• _Exercise instructions_:
From the entries below, copy every line that holds the word "صحيح".

• _Provided records_:
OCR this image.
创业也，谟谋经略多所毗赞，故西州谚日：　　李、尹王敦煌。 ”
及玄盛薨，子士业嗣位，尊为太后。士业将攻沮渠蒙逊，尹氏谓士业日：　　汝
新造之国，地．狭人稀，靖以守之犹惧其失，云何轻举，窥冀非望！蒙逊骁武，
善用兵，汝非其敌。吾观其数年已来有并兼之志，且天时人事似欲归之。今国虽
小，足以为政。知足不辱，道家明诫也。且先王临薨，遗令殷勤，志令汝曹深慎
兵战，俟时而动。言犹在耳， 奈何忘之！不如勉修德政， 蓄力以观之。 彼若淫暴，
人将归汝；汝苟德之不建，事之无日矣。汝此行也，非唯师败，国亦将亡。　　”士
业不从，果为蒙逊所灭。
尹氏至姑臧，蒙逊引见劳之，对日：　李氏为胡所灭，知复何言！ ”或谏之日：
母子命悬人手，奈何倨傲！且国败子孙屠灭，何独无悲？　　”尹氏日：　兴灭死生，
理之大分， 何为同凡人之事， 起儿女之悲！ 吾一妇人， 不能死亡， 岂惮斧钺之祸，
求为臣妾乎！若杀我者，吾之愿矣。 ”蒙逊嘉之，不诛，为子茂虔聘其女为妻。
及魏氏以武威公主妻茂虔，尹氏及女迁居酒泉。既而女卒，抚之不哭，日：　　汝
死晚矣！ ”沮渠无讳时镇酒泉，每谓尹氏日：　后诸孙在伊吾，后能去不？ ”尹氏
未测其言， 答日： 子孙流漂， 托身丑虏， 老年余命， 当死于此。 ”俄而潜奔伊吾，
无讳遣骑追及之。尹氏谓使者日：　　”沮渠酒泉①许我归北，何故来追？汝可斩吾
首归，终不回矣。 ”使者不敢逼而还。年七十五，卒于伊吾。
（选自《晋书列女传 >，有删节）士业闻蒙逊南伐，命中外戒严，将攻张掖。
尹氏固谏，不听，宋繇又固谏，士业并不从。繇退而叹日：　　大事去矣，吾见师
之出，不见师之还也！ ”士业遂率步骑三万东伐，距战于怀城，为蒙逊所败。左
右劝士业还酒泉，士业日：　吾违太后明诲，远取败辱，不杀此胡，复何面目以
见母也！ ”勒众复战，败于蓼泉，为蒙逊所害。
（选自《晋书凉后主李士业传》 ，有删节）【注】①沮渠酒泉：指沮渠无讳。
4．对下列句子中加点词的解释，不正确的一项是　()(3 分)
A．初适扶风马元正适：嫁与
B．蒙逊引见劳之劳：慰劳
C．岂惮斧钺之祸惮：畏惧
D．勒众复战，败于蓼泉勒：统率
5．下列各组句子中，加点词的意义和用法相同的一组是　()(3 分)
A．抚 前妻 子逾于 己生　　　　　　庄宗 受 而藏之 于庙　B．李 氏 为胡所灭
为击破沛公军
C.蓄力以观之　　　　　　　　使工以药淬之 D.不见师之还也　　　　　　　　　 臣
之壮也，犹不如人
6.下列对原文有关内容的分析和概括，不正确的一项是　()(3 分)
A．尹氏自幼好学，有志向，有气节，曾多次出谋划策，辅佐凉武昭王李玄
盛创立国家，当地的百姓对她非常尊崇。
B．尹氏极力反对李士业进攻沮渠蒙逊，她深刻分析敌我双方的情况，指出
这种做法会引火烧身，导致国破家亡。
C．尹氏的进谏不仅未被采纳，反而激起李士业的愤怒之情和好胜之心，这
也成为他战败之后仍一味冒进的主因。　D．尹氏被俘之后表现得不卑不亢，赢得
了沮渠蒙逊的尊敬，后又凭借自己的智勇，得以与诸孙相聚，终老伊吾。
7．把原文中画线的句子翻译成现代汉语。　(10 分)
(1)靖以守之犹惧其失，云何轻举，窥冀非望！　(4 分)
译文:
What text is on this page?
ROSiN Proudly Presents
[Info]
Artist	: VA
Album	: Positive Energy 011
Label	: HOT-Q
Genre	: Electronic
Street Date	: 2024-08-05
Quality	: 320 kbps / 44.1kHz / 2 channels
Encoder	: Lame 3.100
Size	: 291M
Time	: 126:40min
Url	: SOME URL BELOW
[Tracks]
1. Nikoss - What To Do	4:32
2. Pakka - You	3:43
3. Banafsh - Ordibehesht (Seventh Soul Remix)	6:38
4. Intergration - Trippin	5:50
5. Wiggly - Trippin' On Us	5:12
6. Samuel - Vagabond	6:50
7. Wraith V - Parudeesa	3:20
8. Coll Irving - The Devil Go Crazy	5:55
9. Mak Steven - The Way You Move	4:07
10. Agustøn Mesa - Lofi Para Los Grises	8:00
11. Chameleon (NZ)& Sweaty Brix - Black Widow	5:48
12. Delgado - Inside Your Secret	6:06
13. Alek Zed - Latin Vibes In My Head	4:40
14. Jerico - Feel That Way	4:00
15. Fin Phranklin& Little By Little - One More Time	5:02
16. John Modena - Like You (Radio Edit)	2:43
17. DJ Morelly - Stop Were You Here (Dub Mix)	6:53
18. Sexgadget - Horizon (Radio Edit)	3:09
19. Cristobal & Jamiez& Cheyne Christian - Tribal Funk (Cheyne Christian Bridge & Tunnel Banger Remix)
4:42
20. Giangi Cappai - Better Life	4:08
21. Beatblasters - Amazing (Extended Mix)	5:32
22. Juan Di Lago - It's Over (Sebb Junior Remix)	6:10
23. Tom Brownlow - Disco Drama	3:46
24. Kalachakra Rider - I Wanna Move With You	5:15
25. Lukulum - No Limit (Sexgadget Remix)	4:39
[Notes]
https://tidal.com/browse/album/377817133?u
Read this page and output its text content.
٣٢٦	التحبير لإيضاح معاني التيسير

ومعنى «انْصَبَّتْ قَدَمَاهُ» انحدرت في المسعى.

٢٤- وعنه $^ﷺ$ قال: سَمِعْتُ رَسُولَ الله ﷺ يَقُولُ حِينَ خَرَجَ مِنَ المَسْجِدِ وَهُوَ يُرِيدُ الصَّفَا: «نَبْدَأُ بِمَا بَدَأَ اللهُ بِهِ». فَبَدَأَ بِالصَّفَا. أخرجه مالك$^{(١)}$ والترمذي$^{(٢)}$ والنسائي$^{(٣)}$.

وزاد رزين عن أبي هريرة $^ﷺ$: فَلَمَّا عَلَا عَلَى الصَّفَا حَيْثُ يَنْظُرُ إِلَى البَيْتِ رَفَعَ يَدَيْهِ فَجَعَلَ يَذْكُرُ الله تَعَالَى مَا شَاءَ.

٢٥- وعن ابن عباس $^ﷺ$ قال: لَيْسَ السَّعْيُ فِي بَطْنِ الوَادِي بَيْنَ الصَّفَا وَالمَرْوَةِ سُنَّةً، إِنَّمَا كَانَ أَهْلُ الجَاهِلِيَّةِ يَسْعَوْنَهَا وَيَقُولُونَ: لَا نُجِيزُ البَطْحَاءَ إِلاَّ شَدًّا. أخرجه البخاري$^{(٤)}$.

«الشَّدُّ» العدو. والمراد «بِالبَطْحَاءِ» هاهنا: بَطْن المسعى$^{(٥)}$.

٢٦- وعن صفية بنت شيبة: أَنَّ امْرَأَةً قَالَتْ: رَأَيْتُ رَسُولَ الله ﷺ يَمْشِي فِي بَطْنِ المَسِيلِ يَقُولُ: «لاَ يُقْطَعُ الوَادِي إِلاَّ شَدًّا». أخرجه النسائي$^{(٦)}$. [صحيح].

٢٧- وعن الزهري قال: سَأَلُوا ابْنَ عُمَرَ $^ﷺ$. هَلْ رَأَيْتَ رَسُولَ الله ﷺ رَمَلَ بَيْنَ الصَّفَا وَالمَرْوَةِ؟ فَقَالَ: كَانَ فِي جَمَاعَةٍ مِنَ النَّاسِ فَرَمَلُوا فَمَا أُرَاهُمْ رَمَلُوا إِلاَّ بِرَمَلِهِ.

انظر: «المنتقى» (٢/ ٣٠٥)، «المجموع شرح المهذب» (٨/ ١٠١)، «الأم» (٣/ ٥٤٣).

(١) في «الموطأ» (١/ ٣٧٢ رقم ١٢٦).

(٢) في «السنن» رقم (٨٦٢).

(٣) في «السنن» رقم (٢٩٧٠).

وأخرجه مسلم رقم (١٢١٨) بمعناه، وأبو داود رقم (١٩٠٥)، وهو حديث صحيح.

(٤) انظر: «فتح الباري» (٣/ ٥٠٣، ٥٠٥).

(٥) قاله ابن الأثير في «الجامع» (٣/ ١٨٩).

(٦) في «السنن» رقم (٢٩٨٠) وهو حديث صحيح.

• _Solution for this problem_:
٢٦- وعن صفية بنت شيبة: أَنَّ امْرَأَةً قَالَتْ: رَأَيْتُ رَسُولَ الله ﷺ يَمْشِي فِي بَطْنِ المَسِيلِ يَقُولُ: «لاَ يُقْطَعُ الوَادِي إِلاَّ شَدًّا». أخرجه النسائي$^{(٦)}$. [صحيح].
وأخرجه مسلم رقم (١٢١٨) بمعناه، وأبو داود رقم (١٩٠٥)، وهو حديث صحيح.
(٦) في «السنن» رقم (٢٩٨٠) وهو حديث صحيح.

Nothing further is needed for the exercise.